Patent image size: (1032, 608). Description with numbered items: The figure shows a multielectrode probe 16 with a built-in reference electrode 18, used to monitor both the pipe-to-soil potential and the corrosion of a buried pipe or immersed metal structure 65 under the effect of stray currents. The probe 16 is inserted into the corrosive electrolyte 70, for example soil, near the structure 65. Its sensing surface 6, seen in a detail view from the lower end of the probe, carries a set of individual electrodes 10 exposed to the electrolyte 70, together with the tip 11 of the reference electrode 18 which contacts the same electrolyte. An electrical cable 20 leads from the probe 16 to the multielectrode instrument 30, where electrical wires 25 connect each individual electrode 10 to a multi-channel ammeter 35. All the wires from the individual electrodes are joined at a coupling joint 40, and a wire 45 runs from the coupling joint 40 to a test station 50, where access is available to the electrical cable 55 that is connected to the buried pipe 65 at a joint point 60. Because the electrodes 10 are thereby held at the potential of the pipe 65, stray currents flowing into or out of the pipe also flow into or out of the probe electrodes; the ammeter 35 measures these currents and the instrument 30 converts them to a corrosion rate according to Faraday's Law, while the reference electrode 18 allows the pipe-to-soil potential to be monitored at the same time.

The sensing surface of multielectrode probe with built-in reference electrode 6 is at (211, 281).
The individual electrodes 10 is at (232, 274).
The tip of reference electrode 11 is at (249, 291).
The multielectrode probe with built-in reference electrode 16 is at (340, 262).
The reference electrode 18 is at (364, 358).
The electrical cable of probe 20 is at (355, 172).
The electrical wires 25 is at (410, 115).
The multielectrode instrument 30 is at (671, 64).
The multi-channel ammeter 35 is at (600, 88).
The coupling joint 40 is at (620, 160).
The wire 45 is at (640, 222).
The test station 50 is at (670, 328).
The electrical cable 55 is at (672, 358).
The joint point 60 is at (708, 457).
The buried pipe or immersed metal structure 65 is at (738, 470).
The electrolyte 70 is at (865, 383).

__________

• 依頼内容
上の一覧にあるすべての行を、一字一句変えずに書き写してください。

• この問題の解答
Patent image size: (1032, 608). Description with numbered items: The figure shows a multielectrode probe 16 with a built-in reference electrode 18, used to monitor both the pipe-to-soil potential and the corrosion of a buried pipe or immersed metal structure 65 under the effect of stray currents. The probe 16 is inserted into the corrosive electrolyte 70, for example soil, near the structure 65. Its sensing surface 6, seen in a detail view from the lower end of the probe, carries a set of individual electrodes 10 exposed to the electrolyte 70, together with the tip 11 of the reference electrode 18 which contacts the same electrolyte. An electrical cable 20 leads from the probe 16 to the multielectrode instrument 30, where electrical wires 25 connect each individual electrode 10 to a multi-channel ammeter 35. All the wires from the individual electrodes are joined at a coupling joint 40, and a wire 45 runs from the coupling joint 40 to a test station 50, where access is available to the electrical cable 55 that is connected to the buried pipe 65 at a joint point 60. Because the electrodes 10 are thereby held at the potential of the pipe 65, stray currents flowing into or out of the pipe also flow into or out of the probe electrodes; the ammeter 35 measures these currents and the instrument 30 converts them to a corrosion rate according to Faraday's Law, while the reference electrode 18 allows the pipe-to-soil potential to be monitored at the same time.

The sensing surface of multielectrode probe with built-in reference electrode 6 is at (211, 281).
The individual electrodes 10 is at (232, 274).
The tip of reference electrode 11 is at (249, 291).
The multielectrode probe with built-in reference electrode 16 is at (340, 262).
The reference electrode 18 is at (364, 358).
The electrical cable of probe 20 is at (355, 172).
The electrical wires 25 is at (410, 115).
The multielectrode instrument 30 is at (671, 64).
The multi-channel ammeter 35 is at (600, 88).
The coupling joint 40 is at (620, 160).
The wire 45 is at (640, 222).
The test station 50 is at (670, 328).
The electrical cable 55 is at (672, 358).
The joint point 60 is at (708, 457).
The buried pipe or immersed metal structure 65 is at (738, 470).
The electrolyte 70 is at (865, 383).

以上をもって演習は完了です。